● **Stored data**:
☆ ☆ ☆ ☆ ☆
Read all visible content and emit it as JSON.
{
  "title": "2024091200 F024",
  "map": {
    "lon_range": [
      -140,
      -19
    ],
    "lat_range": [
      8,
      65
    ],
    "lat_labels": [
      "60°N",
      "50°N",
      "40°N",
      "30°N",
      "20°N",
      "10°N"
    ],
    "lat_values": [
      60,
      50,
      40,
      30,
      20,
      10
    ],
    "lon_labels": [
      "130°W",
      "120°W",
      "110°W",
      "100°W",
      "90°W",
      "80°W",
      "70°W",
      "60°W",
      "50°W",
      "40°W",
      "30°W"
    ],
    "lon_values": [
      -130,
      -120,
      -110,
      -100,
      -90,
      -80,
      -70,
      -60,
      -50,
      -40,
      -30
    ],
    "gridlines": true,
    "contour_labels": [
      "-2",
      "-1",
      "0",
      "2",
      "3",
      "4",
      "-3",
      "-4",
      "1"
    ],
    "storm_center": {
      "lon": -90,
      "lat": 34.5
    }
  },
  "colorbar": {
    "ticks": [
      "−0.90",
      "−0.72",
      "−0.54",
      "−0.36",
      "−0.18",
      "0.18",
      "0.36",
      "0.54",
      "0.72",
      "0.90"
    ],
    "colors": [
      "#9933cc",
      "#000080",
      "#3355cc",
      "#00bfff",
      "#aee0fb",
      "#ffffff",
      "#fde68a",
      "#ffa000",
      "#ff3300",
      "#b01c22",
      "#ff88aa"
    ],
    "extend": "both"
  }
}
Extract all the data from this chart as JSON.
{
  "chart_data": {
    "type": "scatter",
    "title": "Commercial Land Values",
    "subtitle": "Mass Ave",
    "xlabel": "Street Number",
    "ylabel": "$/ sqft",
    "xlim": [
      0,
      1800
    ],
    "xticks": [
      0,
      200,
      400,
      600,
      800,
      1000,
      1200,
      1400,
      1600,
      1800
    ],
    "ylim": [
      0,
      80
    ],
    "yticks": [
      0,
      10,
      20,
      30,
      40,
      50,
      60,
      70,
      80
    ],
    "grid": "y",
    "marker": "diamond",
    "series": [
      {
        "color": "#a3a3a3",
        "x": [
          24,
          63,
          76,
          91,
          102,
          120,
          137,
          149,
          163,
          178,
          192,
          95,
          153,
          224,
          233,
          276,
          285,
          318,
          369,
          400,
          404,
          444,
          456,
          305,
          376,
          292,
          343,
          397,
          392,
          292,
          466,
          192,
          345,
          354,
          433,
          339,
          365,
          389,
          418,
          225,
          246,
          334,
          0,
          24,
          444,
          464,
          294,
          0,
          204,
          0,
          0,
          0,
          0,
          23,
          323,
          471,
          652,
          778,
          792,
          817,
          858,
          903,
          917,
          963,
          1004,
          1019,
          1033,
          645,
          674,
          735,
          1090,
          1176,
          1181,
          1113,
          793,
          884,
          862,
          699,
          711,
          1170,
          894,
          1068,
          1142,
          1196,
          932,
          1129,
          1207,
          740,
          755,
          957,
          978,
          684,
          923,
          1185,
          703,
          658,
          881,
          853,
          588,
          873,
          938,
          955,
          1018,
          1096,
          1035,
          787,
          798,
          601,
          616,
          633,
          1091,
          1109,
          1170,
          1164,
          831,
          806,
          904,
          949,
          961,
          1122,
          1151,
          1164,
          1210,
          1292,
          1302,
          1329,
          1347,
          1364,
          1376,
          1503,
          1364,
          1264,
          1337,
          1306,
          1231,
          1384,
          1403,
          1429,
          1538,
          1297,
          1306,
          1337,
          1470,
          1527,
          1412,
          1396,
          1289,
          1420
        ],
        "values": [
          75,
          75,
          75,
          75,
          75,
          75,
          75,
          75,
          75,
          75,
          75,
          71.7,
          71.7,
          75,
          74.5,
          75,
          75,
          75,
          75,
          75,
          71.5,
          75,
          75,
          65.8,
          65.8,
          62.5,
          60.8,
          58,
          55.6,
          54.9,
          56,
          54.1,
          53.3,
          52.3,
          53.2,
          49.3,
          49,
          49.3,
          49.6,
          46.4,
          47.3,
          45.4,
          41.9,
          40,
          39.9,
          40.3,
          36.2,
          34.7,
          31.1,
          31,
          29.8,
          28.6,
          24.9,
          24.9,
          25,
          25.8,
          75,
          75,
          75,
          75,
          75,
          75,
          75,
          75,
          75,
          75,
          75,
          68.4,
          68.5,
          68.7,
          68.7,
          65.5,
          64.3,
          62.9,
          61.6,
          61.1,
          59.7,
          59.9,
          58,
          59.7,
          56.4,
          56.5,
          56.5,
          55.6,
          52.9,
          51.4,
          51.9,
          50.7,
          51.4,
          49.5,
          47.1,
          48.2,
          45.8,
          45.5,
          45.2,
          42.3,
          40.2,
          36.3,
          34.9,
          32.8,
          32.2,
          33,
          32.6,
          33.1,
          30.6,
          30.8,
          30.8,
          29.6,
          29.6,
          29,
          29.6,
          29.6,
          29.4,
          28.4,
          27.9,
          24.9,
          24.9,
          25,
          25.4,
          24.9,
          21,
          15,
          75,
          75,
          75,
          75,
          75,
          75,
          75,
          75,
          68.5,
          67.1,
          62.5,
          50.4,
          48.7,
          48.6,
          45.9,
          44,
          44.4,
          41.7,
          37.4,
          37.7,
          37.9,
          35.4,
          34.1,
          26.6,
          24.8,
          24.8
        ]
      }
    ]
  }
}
☆ ☆ ☆ ☆ ☆
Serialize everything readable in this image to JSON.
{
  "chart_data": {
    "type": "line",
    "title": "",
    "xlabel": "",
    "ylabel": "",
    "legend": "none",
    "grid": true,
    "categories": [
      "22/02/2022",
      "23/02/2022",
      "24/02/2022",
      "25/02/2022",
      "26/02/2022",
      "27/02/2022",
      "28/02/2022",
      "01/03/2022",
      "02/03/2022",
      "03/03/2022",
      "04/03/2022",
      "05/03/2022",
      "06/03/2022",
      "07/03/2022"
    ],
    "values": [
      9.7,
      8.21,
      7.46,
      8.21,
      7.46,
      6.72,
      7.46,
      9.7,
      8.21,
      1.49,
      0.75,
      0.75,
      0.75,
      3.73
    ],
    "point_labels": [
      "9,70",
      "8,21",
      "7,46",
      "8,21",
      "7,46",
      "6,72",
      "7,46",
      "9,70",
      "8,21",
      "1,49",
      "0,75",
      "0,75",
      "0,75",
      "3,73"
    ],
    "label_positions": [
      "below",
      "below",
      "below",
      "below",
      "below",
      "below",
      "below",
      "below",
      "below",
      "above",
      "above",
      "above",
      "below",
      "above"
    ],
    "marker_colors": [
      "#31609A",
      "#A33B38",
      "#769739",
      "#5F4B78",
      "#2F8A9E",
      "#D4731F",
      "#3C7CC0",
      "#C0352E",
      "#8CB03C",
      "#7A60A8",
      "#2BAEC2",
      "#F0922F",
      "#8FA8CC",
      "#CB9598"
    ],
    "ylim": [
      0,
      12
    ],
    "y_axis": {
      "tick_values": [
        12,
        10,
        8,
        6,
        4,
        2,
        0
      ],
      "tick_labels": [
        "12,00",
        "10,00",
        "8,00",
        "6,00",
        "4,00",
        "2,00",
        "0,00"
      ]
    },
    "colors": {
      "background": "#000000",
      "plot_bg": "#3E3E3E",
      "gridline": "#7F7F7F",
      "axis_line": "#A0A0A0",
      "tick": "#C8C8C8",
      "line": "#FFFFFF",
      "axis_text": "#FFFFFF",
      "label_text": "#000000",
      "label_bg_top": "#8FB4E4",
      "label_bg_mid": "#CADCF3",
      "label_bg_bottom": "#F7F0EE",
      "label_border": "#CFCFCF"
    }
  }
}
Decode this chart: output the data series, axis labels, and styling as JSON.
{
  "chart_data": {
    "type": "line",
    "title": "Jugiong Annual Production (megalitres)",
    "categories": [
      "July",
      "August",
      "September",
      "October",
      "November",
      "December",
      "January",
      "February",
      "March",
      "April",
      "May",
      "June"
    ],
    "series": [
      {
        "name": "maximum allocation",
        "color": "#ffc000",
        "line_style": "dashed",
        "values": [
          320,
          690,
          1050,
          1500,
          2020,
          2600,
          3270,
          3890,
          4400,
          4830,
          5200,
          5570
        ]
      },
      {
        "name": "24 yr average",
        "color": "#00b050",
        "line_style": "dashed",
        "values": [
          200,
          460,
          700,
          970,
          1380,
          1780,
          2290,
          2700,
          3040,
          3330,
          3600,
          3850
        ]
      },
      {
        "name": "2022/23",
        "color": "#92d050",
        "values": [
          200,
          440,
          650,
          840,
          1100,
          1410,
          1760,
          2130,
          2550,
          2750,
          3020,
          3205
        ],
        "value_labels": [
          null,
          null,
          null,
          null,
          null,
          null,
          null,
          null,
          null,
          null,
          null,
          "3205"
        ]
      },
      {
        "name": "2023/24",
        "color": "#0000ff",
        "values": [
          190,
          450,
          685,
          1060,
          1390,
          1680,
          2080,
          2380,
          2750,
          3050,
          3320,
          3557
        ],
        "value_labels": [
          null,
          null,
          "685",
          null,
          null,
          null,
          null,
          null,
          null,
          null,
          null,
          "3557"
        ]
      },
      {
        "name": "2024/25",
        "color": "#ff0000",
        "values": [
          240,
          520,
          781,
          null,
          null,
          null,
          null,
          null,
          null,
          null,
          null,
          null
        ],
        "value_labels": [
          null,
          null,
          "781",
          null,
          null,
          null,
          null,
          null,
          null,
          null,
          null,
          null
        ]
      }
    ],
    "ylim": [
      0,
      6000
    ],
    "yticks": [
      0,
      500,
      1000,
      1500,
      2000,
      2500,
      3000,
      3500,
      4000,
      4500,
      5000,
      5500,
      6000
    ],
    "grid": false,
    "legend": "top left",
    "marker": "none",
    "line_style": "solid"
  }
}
☆ ☆ ☆ ☆ ☆
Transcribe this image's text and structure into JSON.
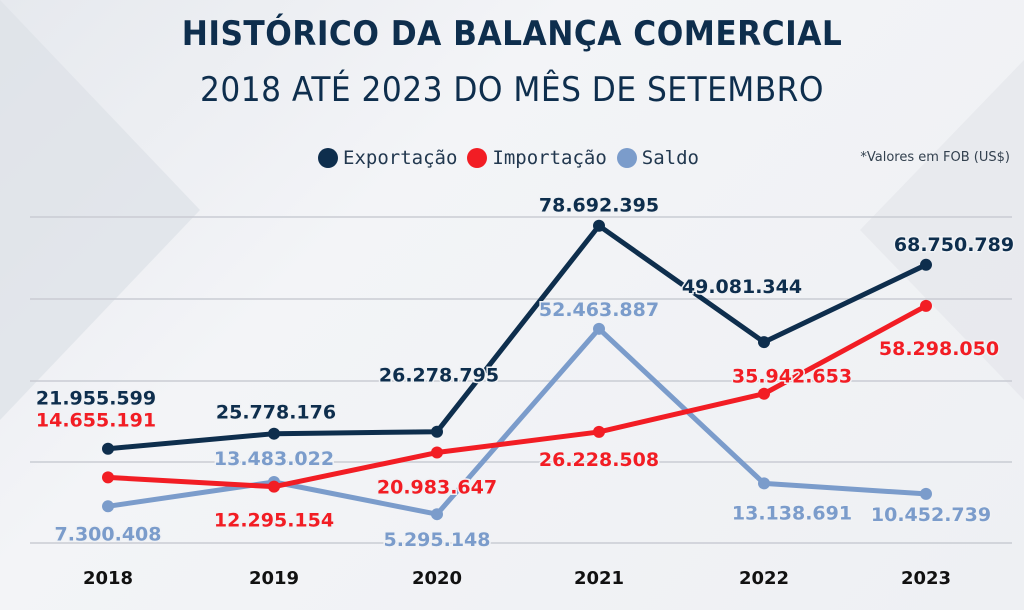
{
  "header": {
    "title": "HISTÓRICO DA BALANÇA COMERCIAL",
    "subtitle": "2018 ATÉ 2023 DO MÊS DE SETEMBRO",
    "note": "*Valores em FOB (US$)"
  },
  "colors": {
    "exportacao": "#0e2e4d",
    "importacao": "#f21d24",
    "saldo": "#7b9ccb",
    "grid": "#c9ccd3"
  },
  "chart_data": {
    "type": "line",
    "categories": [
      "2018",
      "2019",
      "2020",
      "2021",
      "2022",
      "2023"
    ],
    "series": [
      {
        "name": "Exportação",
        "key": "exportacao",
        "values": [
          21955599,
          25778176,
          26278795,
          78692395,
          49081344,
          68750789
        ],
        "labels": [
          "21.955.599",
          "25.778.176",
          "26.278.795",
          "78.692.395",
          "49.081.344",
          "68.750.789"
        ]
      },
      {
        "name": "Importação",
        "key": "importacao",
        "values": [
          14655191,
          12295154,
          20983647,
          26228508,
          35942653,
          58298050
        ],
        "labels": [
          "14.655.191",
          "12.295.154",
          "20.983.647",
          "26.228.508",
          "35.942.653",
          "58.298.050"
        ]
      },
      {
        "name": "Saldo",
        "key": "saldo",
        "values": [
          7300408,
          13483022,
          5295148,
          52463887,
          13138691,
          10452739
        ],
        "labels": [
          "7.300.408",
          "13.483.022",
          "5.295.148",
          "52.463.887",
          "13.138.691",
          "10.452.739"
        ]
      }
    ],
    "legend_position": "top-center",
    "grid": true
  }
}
☆ ☆ ☆ ☆ ☆
● **Work instructions**: Lines of the material that contain the word "name" are to be gathered.

● **Written answer**:
        "name": "maximum allocation",
        "name": "24 yr average",
        "name": "2022/23",
        "name": "2023/24",
        "name": "2024/25",
        "name": "Exportação",
        "name": "Importação",
        "name": "Saldo",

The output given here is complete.